**Stated task**
Your answer should be only a number: how many lines include the word "sparse".

**Supplied records**
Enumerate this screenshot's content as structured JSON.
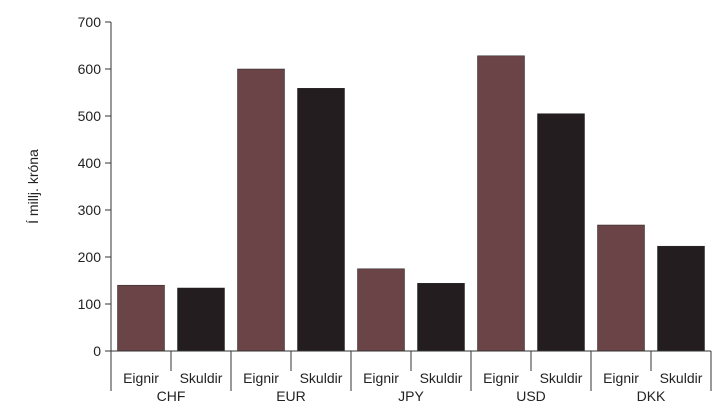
{
  "chart_data": {
    "type": "bar",
    "title": "",
    "ylabel": "Í millj. króna",
    "xlabel": "",
    "ylim": [
      0,
      700
    ],
    "y_ticks": [
      0,
      100,
      200,
      300,
      400,
      500,
      600,
      700
    ],
    "categories": [
      "CHF",
      "EUR",
      "JPY",
      "USD",
      "DKK"
    ],
    "series": [
      {
        "name": "Eignir",
        "values": [
          140,
          600,
          175,
          628,
          268
        ],
        "color": "#6b4447"
      },
      {
        "name": "Skuldir",
        "values": [
          134,
          559,
          144,
          505,
          223
        ],
        "color": "#231d1f"
      }
    ],
    "grid": false,
    "legend": "none"
  }
}
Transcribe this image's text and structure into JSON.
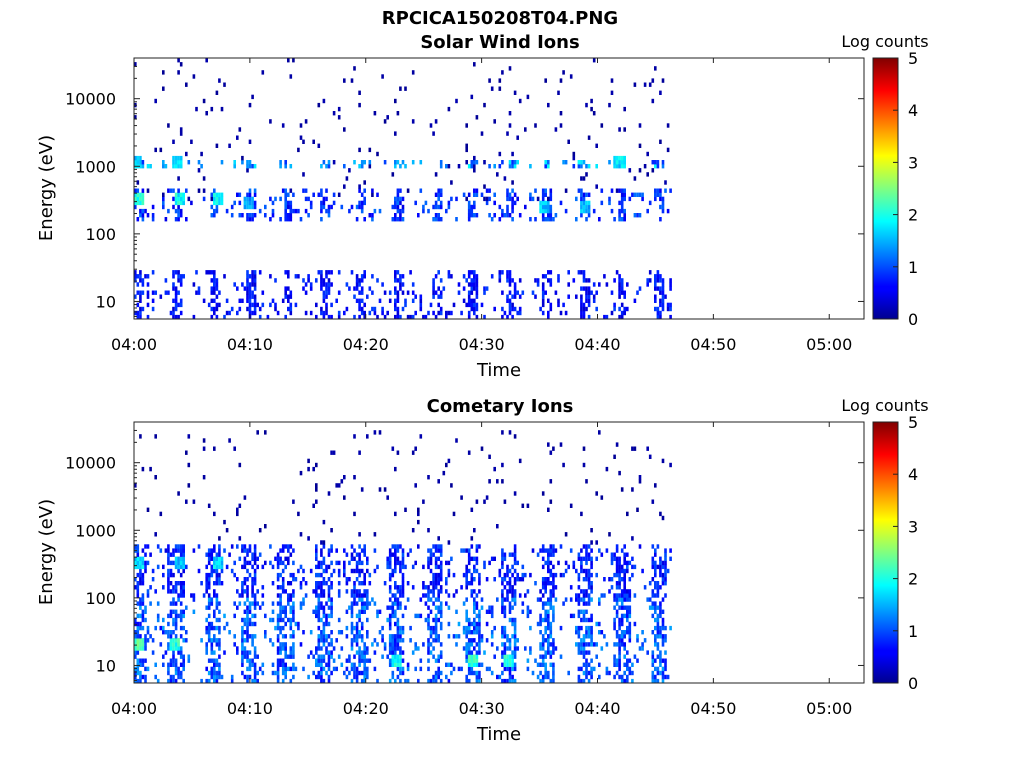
{
  "figure_title": "RPCICA150208T04.PNG",
  "chart_data": [
    {
      "type": "heatmap",
      "title": "Solar Wind Ions",
      "xlabel": "Time",
      "ylabel": "Energy (eV)",
      "x_ticks": [
        "04:00",
        "04:10",
        "04:20",
        "04:30",
        "04:40",
        "04:50",
        "05:00"
      ],
      "xlim_minutes": [
        0,
        63
      ],
      "y_ticks": [
        "10",
        "100",
        "1000",
        "10000"
      ],
      "y_scale": "log",
      "ylim": [
        5.5,
        40000
      ],
      "data_end_minutes": 46.5,
      "colorbar": {
        "label": "Log counts",
        "ticks": [
          "0",
          "1",
          "2",
          "3",
          "4",
          "5"
        ],
        "range": [
          0,
          5
        ],
        "colormap": "jet"
      },
      "bands": [
        {
          "energy_min": 5.5,
          "energy_max": 30,
          "level": 0.8,
          "description": "low-energy vertical streaks"
        },
        {
          "energy_min": 150,
          "energy_max": 450,
          "level": 1.0,
          "description": "main solar wind band"
        },
        {
          "energy_min": 900,
          "energy_max": 1300,
          "level": 1.6,
          "description": "alpha band at ~1000 eV"
        },
        {
          "energy_min": 300,
          "energy_max": 40000,
          "level": 0.2,
          "description": "sparse background counts"
        }
      ],
      "hotspots": [
        {
          "time_min": 0.4,
          "energy": 330,
          "level": 2.1
        },
        {
          "time_min": 3.9,
          "energy": 320,
          "level": 2.0
        },
        {
          "time_min": 7.1,
          "energy": 320,
          "level": 2.0
        },
        {
          "time_min": 9.8,
          "energy": 300,
          "level": 1.5
        },
        {
          "time_min": 0.2,
          "energy": 1100,
          "level": 1.7
        },
        {
          "time_min": 3.7,
          "energy": 1150,
          "level": 1.8
        },
        {
          "time_min": 35.3,
          "energy": 250,
          "level": 1.7
        },
        {
          "time_min": 38.8,
          "energy": 240,
          "level": 1.6
        },
        {
          "time_min": 41.8,
          "energy": 1100,
          "level": 1.8
        }
      ]
    },
    {
      "type": "heatmap",
      "title": "Cometary Ions",
      "xlabel": "Time",
      "ylabel": "Energy (eV)",
      "x_ticks": [
        "04:00",
        "04:10",
        "04:20",
        "04:30",
        "04:40",
        "04:50",
        "05:00"
      ],
      "xlim_minutes": [
        0,
        63
      ],
      "y_ticks": [
        "10",
        "100",
        "1000",
        "10000"
      ],
      "y_scale": "log",
      "ylim": [
        5.5,
        40000
      ],
      "data_end_minutes": 46.5,
      "colorbar": {
        "label": "Log counts",
        "ticks": [
          "0",
          "1",
          "2",
          "3",
          "4",
          "5"
        ],
        "range": [
          0,
          5
        ],
        "colormap": "jet"
      },
      "periodic_bursts_minutes": [
        0.2,
        3.5,
        6.7,
        9.8,
        13.0,
        16.3,
        19.4,
        22.6,
        25.8,
        29.1,
        32.3,
        35.5,
        38.8,
        42.0,
        45.2
      ],
      "bands": [
        {
          "energy_min": 5.5,
          "energy_max": 100,
          "level": 1.2,
          "description": "cometary ion streaks"
        },
        {
          "energy_min": 100,
          "energy_max": 600,
          "level": 0.9,
          "description": "upper cometary band"
        },
        {
          "energy_min": 600,
          "energy_max": 30000,
          "level": 0.2,
          "description": "sparse high-energy counts"
        }
      ],
      "hotspots": [
        {
          "time_min": 0.3,
          "energy": 330,
          "level": 1.8
        },
        {
          "time_min": 3.8,
          "energy": 330,
          "level": 1.6
        },
        {
          "time_min": 7.1,
          "energy": 330,
          "level": 1.8
        },
        {
          "time_min": 0.4,
          "energy": 20,
          "level": 2.3
        },
        {
          "time_min": 3.4,
          "energy": 20,
          "level": 2.2
        },
        {
          "time_min": 22.6,
          "energy": 12,
          "level": 2.0
        },
        {
          "time_min": 29.1,
          "energy": 12,
          "level": 2.2
        },
        {
          "time_min": 32.3,
          "energy": 12,
          "level": 2.1
        }
      ]
    }
  ]
}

**Answer to this task**
2